自覚症状なしから、<まさか>の臓器をひとつ摘出までの80日間(2009.1.31)

2009-01-31 22:39:31 | Weblog

*どちらの病院ですか?と聞かれても、正しく教えられなかったのです。

 昨日(1月30日)に退院しました。これで、11月中旬からの<不健全状態>には一応の処置が完了したことになります。あと体力回復を待つことになります。
 11月に12日間、12月に9日間、1月に12日間、合計33日間、4つの病院に行っていました。

 2008年11月。20年間やってきた、わが町のジャズバンド<スウィング・ベアーズ>、晴れの20年記念コンサートを5日後に控えて、表も裏<つまりバックステージ>も、準備に追われていた時のことです。
 11月11日、ちょっと右わき腹に痛みを感じて、町の<**中央病院(車で10分)>に。大した問診も触診もなく、CTスキャン検査。<明日、**総合病院に行って下さい> 翌12日、隣の町・市中央部の<**総合病院(車で30分)>に行きます。

__________________________________________________

▸ 情報の活用:
a) 入院の経過を記したブログ記事の本文で、11月12日に隣の町の総合病院へ行ったのはなぜか、1〜3文で説明してください。
b) 入院の経過を記したブログ記事の本文から、「11月11日、ちょっと右わき腹に」で始まる段落を、主な事実を残して箇条書きに書き直してください。
c) 臓器摘出までの80日間を綴ったブログ記事の本文の続きを、最後の文のあとから書いてください。

▸ 提供情報:
__________________________________________________

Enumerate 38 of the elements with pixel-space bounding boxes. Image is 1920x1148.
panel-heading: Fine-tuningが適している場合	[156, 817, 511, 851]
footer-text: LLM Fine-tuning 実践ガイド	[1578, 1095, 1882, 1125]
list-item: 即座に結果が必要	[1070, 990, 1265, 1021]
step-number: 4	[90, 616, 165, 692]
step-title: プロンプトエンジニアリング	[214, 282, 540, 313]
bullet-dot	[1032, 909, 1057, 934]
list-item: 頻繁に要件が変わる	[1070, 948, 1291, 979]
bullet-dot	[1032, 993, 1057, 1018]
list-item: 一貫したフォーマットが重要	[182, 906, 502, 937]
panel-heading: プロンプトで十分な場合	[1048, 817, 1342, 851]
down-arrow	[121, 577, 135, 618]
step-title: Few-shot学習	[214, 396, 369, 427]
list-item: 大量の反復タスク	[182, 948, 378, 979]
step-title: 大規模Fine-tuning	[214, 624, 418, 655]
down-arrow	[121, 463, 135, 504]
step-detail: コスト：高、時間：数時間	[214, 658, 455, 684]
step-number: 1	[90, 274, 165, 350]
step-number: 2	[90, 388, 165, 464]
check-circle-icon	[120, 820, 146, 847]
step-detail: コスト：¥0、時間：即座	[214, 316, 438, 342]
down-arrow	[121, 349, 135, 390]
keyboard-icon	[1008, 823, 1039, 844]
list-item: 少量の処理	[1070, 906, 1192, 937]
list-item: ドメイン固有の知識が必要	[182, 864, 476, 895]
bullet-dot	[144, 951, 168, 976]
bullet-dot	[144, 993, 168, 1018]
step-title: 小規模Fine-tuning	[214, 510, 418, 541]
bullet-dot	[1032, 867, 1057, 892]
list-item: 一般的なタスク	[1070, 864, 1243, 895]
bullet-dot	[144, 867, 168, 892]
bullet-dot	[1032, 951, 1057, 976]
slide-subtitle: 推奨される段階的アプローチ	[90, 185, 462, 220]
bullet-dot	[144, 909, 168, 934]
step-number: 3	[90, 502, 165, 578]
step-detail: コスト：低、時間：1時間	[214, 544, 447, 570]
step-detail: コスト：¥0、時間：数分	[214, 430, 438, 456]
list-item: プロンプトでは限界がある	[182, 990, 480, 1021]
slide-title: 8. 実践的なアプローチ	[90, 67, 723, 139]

__________________________________________________

▸ 想定回答:
a) 11月11日に右わき腹の痛みで町の中央病院に行き、CTスキャン検査を受けました。その後、「明日、総合病院に行って下さい」と言われたためです。

b)
- 11月11日、右わき腹に少し痛みを感じ、町の中央病院(車で10分)へ行った。
- 問診も触診もほとんどなく、CTスキャン検査を受けた。
- 「明日、総合病院に行って下さい」と言われた。
- 翌12日、隣の町・市中央部の総合病院(車で30分)へ行った。

c)
いくつかの(CTとかMRIとか)検査の後、<明日入院して下さい>、<コンサート本番前なので月曜からではだめですか?>、<死ぬ生きるの問題ですよ>、<……>、翌13日(楽譜を隠し持って)入院。そして、金・土・日と<気分正常で過ごした>のです。

 そうして、本番の日を病院内で<元気に!!>過ごし、翌月曜日(11月17日)に、右の尿管結石の破砕手術です。
 実は、右に結石、左腎臓にガンという診断結果だったのです。医師は、一週間後には左腎臓摘出というスケジュール表を作っていました。たいした自覚症状もないのに、トントンと運んでいくスケジュールに、なんとなく<恐ろしさ>を覚えていたのです。
 CTスキャン画像を見せられ、そこに、確かなまん丸の腫瘍が映っているのです。こちらには、心の準備と知識がありません。
 <わかりました>と、半分くらい言いかけた時に、立ち会ってくれていた娘が、<セカンド・オピニオンを受けてもいいですか>と口を開いてくれたのです。私も、少し気持ちを取り戻し、<ちょっと一息入れさせて下さい>と言うことができました。

 セカンド・オピニオンは、別の病院で診断をえることです。<紹介状を書きますが、宛先はどうしますか?>別の病院と言っても、なんら知識はありません。もう口から出まかせです。<**医科大学附属越谷病院(車で40分)>に行ってみます、と。
なんの理由もありません。通勤電車から毎日見えていた大きなビルの記憶だけだったのです。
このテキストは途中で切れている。